### GIVEN INSTRUCTION
Reproduce, word for word, every line starting at the line that contains "What's the underlying" and ending with the final line of the entries.

* * * *

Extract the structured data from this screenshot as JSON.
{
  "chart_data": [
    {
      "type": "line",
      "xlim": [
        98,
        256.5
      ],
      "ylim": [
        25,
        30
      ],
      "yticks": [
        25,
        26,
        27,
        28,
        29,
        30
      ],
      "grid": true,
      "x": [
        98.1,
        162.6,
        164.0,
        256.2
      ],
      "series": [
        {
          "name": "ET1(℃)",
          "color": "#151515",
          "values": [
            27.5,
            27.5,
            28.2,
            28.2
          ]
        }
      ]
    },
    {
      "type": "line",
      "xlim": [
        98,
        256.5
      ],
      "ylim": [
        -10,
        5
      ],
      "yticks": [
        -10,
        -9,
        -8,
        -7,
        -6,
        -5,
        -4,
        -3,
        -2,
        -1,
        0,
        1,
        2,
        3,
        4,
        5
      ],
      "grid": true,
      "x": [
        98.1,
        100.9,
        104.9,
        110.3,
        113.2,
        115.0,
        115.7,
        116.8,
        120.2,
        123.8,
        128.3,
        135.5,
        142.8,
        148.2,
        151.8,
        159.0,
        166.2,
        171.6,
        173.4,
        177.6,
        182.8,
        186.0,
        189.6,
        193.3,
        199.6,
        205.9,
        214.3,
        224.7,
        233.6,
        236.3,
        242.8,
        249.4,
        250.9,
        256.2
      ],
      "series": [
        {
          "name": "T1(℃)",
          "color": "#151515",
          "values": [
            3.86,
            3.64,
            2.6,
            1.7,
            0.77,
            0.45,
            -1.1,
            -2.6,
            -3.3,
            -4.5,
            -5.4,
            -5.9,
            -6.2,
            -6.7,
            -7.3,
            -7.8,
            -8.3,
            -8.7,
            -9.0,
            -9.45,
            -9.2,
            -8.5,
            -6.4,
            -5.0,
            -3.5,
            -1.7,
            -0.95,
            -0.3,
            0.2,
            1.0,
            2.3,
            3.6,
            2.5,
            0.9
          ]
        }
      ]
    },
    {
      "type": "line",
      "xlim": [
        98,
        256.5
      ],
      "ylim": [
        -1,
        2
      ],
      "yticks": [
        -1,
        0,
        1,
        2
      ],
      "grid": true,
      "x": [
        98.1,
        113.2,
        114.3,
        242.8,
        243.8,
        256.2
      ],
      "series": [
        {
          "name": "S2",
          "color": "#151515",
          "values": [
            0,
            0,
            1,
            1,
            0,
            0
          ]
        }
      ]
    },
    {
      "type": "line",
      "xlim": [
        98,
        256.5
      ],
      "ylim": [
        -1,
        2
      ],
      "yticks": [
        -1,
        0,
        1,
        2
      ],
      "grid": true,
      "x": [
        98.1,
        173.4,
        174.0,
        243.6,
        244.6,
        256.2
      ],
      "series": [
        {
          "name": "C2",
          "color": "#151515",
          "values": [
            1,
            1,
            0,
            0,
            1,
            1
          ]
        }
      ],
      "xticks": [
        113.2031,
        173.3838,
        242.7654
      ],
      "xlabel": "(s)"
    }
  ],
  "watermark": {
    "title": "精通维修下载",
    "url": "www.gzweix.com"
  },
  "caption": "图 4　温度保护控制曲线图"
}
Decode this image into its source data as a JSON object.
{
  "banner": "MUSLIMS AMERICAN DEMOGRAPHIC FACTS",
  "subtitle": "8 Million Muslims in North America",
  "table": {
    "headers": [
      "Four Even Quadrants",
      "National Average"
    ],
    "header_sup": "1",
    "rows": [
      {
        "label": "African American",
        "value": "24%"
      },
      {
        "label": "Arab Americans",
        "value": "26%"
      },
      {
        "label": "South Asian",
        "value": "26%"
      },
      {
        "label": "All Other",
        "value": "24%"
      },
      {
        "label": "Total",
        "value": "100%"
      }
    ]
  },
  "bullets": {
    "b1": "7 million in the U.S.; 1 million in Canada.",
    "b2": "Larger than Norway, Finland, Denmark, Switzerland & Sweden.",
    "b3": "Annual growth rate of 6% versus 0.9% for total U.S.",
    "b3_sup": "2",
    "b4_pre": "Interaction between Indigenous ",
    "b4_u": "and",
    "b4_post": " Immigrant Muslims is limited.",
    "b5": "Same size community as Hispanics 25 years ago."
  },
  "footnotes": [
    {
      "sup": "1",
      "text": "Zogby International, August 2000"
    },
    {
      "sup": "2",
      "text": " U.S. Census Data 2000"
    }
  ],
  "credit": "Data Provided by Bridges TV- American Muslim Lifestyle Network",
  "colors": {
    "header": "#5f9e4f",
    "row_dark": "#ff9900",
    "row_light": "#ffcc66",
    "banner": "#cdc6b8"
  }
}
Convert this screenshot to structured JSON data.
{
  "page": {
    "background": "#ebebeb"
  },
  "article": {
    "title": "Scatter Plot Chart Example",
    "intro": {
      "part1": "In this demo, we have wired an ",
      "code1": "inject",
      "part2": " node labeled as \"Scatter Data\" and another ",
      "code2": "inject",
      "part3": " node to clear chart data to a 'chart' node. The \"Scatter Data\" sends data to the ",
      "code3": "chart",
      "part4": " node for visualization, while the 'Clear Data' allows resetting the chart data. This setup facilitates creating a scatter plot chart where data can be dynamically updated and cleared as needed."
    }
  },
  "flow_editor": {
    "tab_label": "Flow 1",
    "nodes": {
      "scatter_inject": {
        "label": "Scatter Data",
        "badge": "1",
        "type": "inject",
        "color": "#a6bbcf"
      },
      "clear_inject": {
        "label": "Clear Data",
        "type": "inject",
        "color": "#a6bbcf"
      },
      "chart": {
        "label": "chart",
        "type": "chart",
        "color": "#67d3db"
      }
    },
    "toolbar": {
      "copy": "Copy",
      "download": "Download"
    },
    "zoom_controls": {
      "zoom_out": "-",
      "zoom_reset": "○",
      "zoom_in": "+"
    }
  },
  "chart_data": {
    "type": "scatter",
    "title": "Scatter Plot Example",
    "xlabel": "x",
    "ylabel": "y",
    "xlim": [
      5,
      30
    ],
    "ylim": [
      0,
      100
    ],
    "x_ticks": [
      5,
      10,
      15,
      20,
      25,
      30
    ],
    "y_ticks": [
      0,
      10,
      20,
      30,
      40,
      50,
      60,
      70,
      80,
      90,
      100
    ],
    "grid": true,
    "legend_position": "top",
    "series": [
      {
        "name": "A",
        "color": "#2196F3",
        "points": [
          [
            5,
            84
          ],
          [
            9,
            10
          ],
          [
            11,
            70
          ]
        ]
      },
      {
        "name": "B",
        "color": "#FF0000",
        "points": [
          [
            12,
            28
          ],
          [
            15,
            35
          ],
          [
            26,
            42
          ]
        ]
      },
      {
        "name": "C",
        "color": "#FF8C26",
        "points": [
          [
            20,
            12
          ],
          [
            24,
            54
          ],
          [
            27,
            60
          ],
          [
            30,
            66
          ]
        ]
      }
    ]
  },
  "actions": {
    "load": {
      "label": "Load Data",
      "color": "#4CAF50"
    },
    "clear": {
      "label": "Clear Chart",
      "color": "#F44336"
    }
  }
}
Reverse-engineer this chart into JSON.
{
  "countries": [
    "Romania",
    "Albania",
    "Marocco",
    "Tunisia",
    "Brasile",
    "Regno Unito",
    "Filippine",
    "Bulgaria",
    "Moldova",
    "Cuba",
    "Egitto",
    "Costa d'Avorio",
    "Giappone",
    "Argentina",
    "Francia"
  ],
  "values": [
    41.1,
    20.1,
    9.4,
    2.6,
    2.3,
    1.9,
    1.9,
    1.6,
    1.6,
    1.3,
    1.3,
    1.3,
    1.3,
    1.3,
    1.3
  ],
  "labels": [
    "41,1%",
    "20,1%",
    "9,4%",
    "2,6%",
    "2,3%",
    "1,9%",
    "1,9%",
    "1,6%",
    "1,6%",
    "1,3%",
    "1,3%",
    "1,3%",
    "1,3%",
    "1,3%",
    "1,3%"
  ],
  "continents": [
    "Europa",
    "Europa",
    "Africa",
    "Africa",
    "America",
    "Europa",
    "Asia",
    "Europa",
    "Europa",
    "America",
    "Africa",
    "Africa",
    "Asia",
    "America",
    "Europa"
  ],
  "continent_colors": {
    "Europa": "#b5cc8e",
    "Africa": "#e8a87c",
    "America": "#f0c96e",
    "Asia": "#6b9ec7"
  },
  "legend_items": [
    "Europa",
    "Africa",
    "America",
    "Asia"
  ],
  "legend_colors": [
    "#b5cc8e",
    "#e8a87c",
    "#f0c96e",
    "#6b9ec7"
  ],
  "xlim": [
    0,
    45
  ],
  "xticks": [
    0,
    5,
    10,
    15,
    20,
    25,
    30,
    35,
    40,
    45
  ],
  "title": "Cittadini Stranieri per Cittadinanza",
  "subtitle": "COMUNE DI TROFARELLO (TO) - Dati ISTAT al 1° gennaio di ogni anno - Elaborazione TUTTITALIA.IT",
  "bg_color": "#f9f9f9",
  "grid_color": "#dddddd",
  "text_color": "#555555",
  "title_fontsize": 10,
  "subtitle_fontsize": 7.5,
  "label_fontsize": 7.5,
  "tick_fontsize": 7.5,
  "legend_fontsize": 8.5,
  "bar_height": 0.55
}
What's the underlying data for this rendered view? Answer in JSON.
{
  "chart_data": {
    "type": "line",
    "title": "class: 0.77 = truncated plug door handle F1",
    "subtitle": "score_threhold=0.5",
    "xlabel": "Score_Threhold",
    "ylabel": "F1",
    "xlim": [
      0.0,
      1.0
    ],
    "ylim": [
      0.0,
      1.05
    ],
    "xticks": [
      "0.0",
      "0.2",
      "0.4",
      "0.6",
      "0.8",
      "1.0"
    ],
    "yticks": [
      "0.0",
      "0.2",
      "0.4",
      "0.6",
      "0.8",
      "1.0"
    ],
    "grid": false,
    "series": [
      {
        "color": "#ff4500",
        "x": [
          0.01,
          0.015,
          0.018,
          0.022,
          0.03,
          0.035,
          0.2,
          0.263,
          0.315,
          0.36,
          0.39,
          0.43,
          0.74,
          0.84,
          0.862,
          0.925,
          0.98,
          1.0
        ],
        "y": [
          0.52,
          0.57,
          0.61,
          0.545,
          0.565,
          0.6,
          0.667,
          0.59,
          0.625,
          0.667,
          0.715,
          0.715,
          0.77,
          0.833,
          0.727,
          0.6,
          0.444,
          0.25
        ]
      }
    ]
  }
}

* * * *

### RESULT
What's the underlying data for this rendered view? Answer in JSON.
{
  "chart_data": {
    "type": "line",
    "title": "class: 0.77 = truncated plug door handle F1",
    "subtitle": "score_threhold=0.5",
    "xlabel": "Score_Threhold",
    "ylabel": "F1",
    "xlim": [
      0.0,
      1.0
    ],
    "ylim": [
      0.0,
      1.05
    ],
    "xticks": [
      "0.0",
      "0.2",
      "0.4",
      "0.6",
      "0.8",
      "1.0"
    ],
    "yticks": [
      "0.0",
      "0.2",
      "0.4",
      "0.6",
      "0.8",
      "1.0"
    ],
    "grid": false,
    "series": [
      {
        "color": "#ff4500",
        "x": [
          0.01,
          0.015,
          0.018,
          0.022,
          0.03,
          0.035,
          0.2,
          0.263,
          0.315,
          0.36,
          0.39,
          0.43,
          0.74,
          0.84,
          0.862,
          0.925,
          0.98,
          1.0
        ],
        "y": [
          0.52,
          0.57,
          0.61,
          0.545,
          0.565,
          0.6,
          0.667,
          0.59,
          0.625,
          0.667,
          0.715,
          0.715,
          0.77,
          0.833,
          0.727,
          0.6,
          0.444,
          0.25
        ]
      }
    ]
  }
}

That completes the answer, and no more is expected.